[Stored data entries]
** START **

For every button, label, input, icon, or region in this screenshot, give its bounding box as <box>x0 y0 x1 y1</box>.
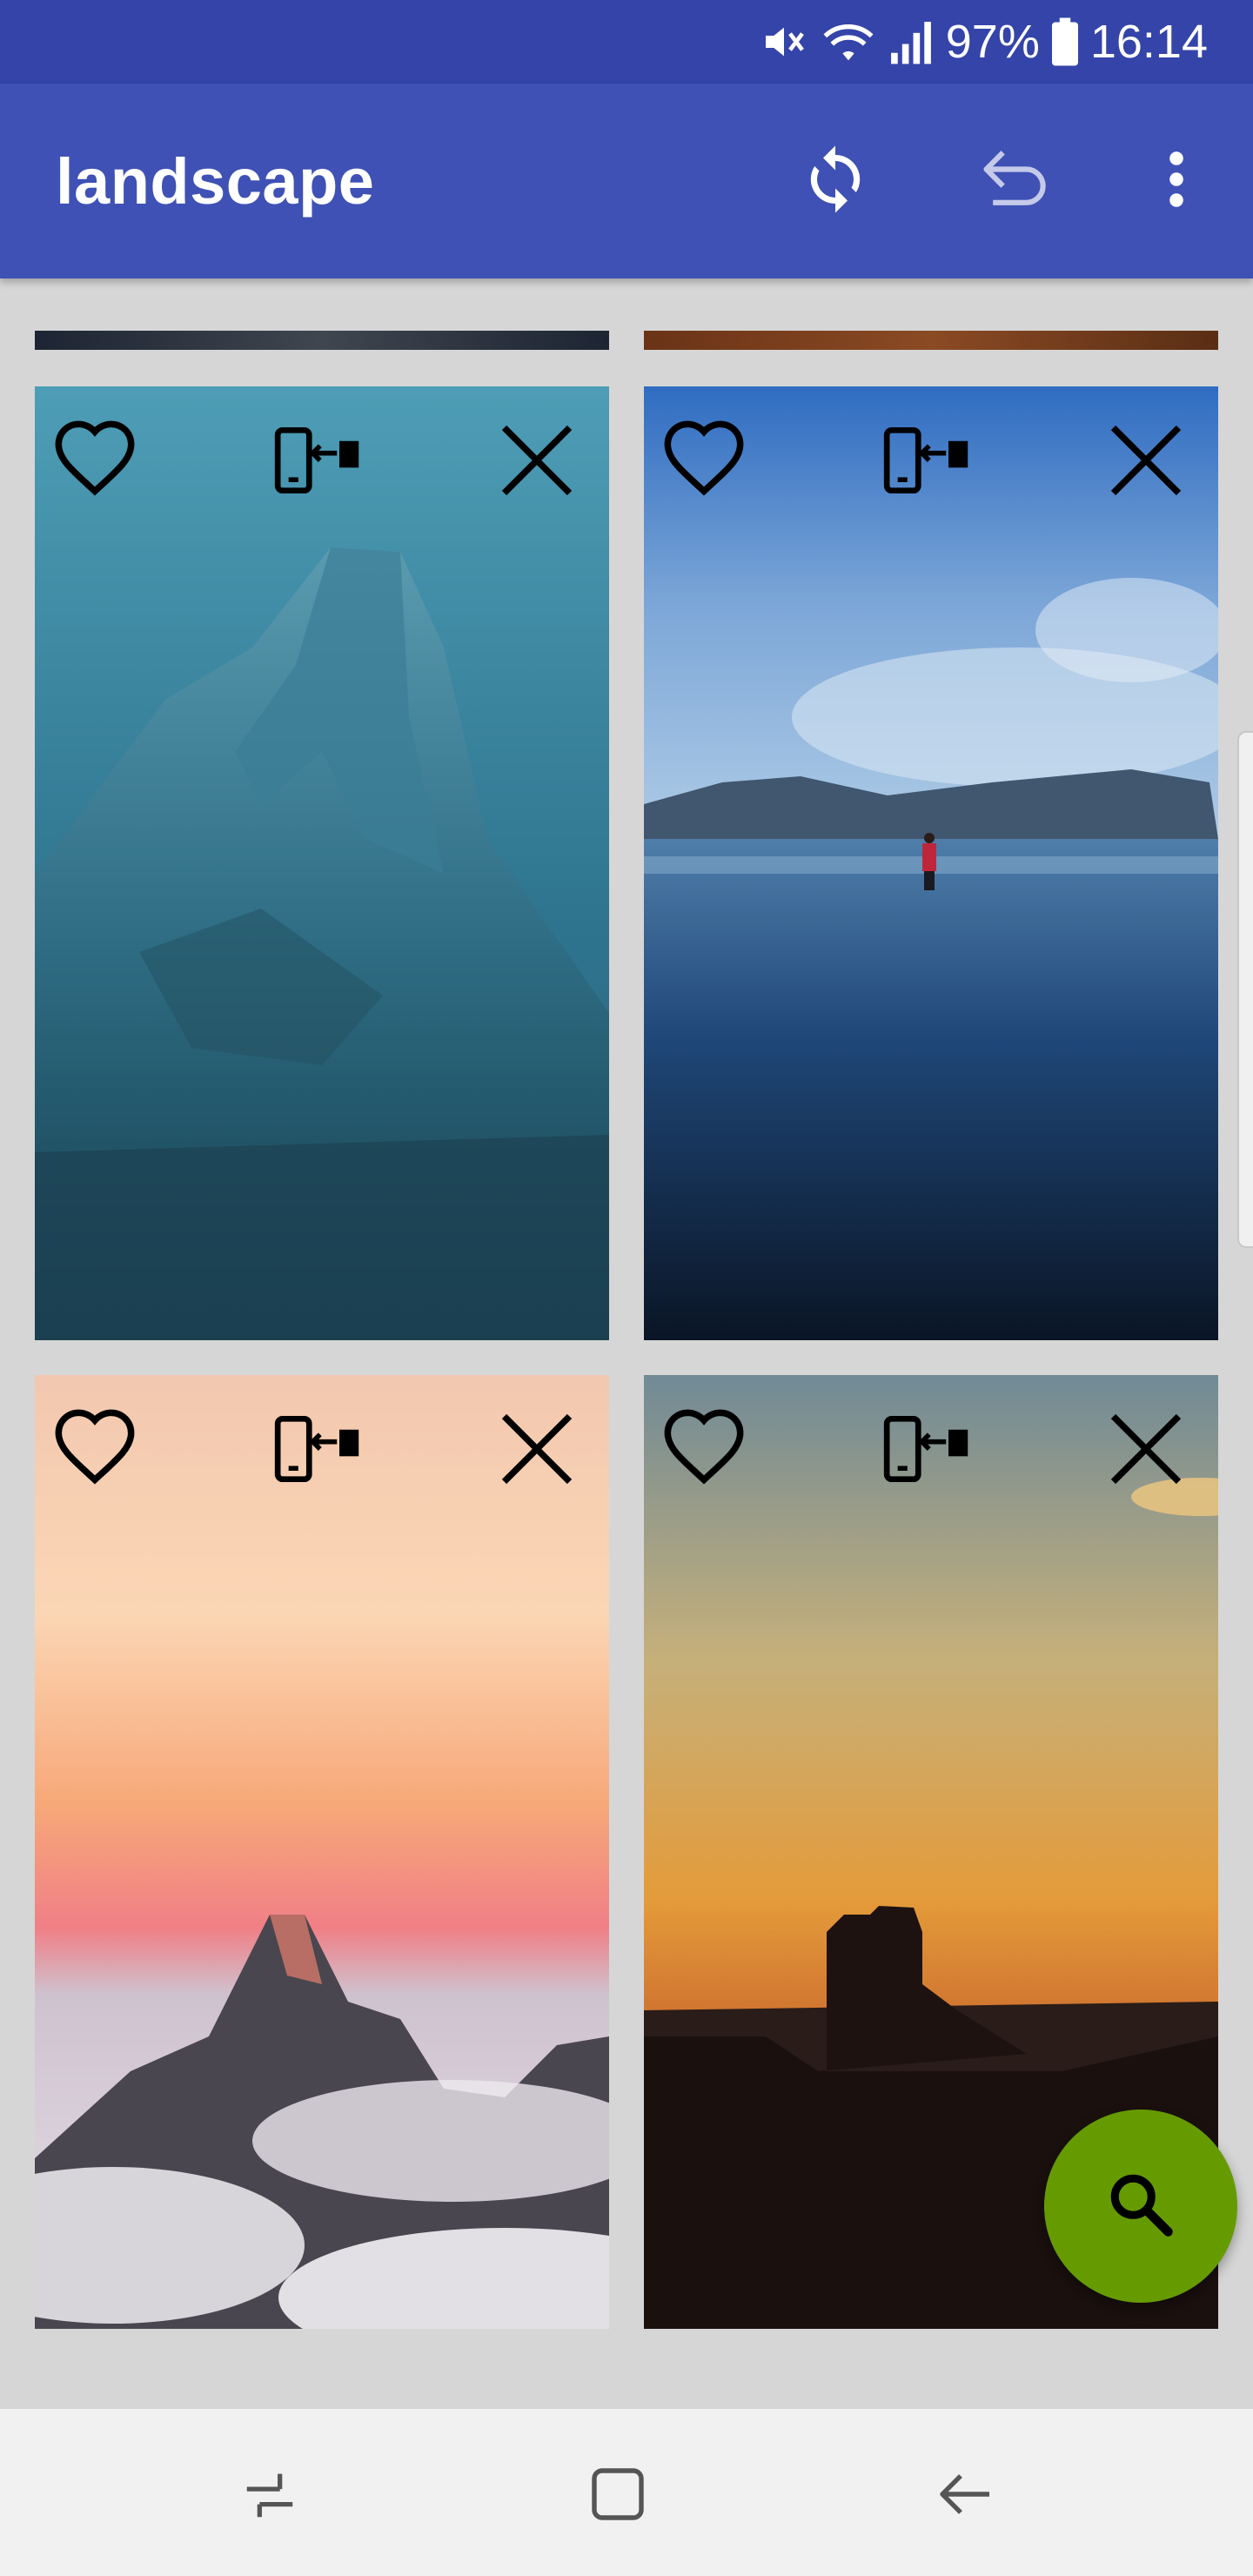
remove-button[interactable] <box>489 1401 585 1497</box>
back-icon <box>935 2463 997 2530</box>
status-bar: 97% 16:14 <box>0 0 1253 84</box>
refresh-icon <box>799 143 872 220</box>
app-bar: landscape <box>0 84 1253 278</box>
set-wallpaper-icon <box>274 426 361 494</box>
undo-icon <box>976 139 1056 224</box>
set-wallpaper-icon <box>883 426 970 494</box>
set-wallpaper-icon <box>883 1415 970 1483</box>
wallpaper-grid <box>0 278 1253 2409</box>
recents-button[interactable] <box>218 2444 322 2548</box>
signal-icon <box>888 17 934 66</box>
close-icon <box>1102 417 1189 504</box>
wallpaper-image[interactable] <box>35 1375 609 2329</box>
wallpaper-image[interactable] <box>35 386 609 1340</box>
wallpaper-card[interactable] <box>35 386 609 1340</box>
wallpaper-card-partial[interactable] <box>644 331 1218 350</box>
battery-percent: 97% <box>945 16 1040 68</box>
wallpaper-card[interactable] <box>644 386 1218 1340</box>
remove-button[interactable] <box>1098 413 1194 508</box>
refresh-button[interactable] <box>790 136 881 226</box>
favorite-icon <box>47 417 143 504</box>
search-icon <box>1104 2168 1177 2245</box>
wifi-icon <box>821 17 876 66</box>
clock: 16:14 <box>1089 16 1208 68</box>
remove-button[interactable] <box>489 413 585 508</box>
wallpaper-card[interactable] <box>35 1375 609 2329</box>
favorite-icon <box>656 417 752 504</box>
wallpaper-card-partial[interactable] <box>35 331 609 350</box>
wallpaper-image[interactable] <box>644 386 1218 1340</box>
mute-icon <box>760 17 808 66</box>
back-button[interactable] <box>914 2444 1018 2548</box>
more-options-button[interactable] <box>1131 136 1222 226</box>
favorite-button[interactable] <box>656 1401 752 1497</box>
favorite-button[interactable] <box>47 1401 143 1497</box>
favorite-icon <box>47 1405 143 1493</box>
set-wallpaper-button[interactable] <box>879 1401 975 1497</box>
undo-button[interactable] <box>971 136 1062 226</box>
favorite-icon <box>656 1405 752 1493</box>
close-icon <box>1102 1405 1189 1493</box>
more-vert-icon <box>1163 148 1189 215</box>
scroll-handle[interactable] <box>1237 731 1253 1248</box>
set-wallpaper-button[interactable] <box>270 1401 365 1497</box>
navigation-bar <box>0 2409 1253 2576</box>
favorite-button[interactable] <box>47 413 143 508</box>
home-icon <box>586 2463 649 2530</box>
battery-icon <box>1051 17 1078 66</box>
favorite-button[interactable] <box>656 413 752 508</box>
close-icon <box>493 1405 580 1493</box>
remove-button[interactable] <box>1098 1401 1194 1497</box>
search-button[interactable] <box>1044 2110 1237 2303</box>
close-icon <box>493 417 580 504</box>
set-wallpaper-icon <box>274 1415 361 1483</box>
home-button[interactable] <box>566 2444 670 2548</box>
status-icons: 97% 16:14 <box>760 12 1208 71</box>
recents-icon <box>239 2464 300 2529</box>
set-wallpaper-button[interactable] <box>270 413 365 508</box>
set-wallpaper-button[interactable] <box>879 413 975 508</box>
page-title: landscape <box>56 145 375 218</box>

** END **
** START **

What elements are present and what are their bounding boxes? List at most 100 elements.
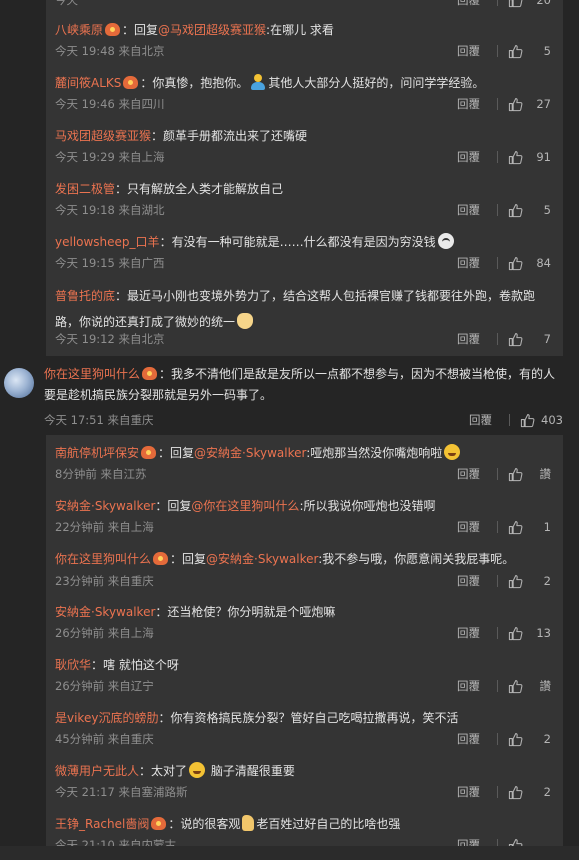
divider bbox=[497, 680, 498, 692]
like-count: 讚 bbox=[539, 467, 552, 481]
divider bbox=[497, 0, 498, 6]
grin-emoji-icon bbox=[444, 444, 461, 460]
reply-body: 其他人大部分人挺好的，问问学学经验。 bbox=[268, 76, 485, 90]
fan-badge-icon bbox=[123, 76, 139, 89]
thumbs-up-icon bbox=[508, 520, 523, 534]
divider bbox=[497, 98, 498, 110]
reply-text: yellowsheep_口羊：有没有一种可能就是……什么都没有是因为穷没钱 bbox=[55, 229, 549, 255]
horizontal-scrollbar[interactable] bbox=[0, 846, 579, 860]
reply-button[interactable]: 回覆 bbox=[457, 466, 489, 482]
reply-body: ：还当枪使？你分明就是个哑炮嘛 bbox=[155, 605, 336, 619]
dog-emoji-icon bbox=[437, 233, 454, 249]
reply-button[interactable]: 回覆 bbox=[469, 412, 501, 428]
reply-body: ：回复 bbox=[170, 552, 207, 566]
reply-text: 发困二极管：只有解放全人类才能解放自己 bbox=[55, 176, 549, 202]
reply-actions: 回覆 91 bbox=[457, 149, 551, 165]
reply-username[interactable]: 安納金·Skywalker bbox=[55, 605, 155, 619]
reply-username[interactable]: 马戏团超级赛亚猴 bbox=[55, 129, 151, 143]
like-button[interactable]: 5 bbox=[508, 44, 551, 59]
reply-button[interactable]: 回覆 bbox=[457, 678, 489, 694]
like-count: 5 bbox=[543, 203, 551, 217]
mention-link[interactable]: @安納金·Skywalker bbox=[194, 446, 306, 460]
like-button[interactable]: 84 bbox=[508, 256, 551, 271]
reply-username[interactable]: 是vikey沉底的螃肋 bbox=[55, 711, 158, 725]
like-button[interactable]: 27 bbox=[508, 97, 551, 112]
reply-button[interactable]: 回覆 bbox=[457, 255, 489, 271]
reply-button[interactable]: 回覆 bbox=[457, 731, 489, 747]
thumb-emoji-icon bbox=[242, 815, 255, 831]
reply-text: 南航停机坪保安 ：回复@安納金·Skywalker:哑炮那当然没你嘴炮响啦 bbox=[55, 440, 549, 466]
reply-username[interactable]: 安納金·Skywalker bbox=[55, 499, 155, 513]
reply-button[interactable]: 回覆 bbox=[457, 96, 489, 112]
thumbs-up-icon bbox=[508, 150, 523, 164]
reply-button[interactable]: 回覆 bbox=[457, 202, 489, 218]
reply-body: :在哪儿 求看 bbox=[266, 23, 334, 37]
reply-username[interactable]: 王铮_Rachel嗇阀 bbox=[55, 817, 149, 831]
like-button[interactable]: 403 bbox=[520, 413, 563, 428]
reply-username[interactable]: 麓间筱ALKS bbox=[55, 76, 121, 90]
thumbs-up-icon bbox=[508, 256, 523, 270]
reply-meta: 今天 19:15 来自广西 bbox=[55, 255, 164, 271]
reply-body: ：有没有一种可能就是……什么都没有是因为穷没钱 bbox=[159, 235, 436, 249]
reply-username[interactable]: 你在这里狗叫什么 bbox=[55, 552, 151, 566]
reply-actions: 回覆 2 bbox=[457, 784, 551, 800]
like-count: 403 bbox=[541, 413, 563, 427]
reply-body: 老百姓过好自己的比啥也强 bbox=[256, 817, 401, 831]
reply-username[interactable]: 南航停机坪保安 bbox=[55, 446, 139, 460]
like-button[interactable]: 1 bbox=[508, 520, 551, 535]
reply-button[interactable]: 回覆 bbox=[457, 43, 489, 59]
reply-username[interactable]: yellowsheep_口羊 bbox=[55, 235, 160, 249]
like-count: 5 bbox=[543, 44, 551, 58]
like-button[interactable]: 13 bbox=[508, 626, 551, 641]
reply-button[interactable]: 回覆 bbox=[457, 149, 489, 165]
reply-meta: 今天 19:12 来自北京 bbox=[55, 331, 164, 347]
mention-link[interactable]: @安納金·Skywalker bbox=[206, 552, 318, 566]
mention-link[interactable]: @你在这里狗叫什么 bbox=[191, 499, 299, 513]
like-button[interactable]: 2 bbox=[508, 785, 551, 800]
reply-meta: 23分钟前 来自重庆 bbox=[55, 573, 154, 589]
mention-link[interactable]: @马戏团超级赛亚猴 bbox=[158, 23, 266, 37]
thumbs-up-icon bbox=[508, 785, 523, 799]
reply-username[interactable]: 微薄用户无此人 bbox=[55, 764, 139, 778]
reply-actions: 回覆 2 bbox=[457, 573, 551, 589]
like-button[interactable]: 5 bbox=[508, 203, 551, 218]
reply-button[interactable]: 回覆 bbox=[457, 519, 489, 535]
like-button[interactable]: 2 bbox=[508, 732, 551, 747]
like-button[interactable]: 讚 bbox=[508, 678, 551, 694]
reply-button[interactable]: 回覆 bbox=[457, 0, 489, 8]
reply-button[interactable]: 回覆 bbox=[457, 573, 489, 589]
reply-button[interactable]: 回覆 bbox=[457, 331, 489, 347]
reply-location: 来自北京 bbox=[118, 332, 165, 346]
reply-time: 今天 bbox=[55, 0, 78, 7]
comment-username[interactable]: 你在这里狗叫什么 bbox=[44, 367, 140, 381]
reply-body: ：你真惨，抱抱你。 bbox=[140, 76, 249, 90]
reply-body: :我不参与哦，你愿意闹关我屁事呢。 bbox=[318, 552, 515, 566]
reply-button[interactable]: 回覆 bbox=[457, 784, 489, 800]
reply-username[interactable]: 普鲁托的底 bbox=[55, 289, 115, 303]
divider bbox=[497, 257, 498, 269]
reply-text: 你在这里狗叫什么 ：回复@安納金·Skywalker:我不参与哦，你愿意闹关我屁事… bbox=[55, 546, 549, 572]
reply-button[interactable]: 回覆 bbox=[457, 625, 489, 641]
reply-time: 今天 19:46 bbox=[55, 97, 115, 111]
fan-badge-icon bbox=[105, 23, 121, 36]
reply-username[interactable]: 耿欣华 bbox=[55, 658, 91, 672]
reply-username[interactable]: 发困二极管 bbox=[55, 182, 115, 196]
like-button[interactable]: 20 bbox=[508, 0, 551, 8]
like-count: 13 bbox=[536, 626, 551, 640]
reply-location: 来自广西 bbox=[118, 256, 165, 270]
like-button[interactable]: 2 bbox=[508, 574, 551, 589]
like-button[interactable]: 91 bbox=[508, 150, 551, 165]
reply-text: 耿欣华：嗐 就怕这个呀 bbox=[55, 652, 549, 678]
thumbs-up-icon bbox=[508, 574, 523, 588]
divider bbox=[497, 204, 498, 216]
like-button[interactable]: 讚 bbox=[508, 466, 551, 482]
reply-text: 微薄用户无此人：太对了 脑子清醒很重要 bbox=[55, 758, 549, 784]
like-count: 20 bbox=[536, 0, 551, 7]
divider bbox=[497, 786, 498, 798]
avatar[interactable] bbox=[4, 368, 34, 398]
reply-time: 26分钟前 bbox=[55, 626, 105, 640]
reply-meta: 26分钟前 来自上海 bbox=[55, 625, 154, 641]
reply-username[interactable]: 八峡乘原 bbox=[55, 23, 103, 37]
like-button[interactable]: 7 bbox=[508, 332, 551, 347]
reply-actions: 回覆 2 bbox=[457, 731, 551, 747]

** END **

[EXERCISE DETAILS]: Could you recast the listing in the stretch from the line containing "divider bbox=[497, 680, 498, 692]" through the line containing "reply-button[interactable]: 回覆 bbox=[457, 678, 489, 694]" as a numbered list, leaving out any blank lines?

[EXERCISE RESPONSE]:
1. divider bbox=[497, 680, 498, 692]
2. like-count: 讚 bbox=[539, 467, 552, 481]
3. divider bbox=[497, 0, 498, 6]
4. grin-emoji-icon bbox=[444, 444, 461, 460]
5. reply-body: 其他人大部分人挺好的，问问学学经验。 bbox=[268, 76, 485, 90]
6. fan-badge-icon bbox=[123, 76, 139, 89]
7. thumbs-up-icon bbox=[508, 520, 523, 534]
8. divider bbox=[497, 98, 498, 110]
9. reply-text: yellowsheep_口羊：有没有一种可能就是……什么都没有是因为穷没钱 bbox=[55, 229, 549, 255]
10. horizontal-scrollbar[interactable] bbox=[0, 846, 579, 860]
11. reply-button[interactable]: 回覆 bbox=[457, 466, 489, 482]
12. reply-body: ：还当枪使？你分明就是个哑炮嘛 bbox=[155, 605, 336, 619]
13. dog-emoji-icon bbox=[437, 233, 454, 249]
14. reply-button[interactable]: 回覆 bbox=[469, 412, 501, 428]
15. reply-body: ：回复 bbox=[170, 552, 207, 566]
16. reply-text: 发困二极管：只有解放全人类才能解放自己 bbox=[55, 176, 549, 202]
17. reply-actions: 回覆 91 bbox=[457, 149, 551, 165]
18. reply-username[interactable]: 安納金·Skywalker bbox=[55, 605, 155, 619]
19. reply-username[interactable]: 马戏团超级赛亚猴 bbox=[55, 129, 151, 143]
20. like-button[interactable]: 5 bbox=[508, 44, 551, 59]
21. reply-button[interactable]: 回覆 bbox=[457, 678, 489, 694]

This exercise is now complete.